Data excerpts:
———
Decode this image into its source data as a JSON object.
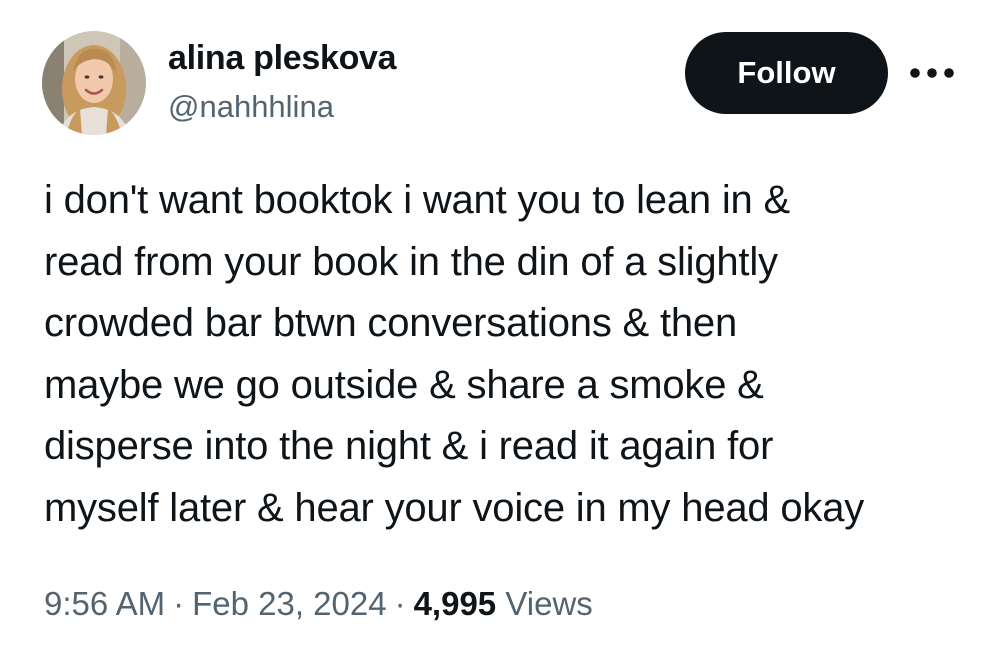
{
  "tweet": {
    "author": {
      "display_name": "alina pleskova",
      "handle": "@nahhhlina",
      "avatar_icon": "user-avatar"
    },
    "follow_label": "Follow",
    "more_icon": "more-horizontal-icon",
    "text": "i don't want booktok i want you to lean in &\nread from your book in the din of a slightly\ncrowded bar btwn conversations & then\nmaybe we go outside & share a smoke &\ndisperse into the night & i read it again for\nmyself later & hear your voice in my head okay",
    "time": "9:56 AM",
    "separator": "·",
    "date": "Feb 23, 2024",
    "views_count": "4,995",
    "views_label": "Views"
  },
  "colors": {
    "text_primary": "#0f1419",
    "text_secondary": "#536471",
    "follow_bg": "#0f1419",
    "follow_text": "#ffffff",
    "background": "#ffffff"
  }
}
———
**Given task:**
Write out the entries above verbatim; the pictures do not belong in your copy.

**Final result:**
Decode this image into its source data as a JSON object.
{
  "tweet": {
    "author": {
      "display_name": "alina pleskova",
      "handle": "@nahhhlina",
      "avatar_icon": "user-avatar"
    },
    "follow_label": "Follow",
    "more_icon": "more-horizontal-icon",
    "text": "i don't want booktok i want you to lean in &\nread from your book in the din of a slightly\ncrowded bar btwn conversations & then\nmaybe we go outside & share a smoke &\ndisperse into the night & i read it again for\nmyself later & hear your voice in my head okay",
    "time": "9:56 AM",
    "separator": "·",
    "date": "Feb 23, 2024",
    "views_count": "4,995",
    "views_label": "Views"
  },
  "colors": {
    "text_primary": "#0f1419",
    "text_secondary": "#536471",
    "follow_bg": "#0f1419",
    "follow_text": "#ffffff",
    "background": "#ffffff"
  }
}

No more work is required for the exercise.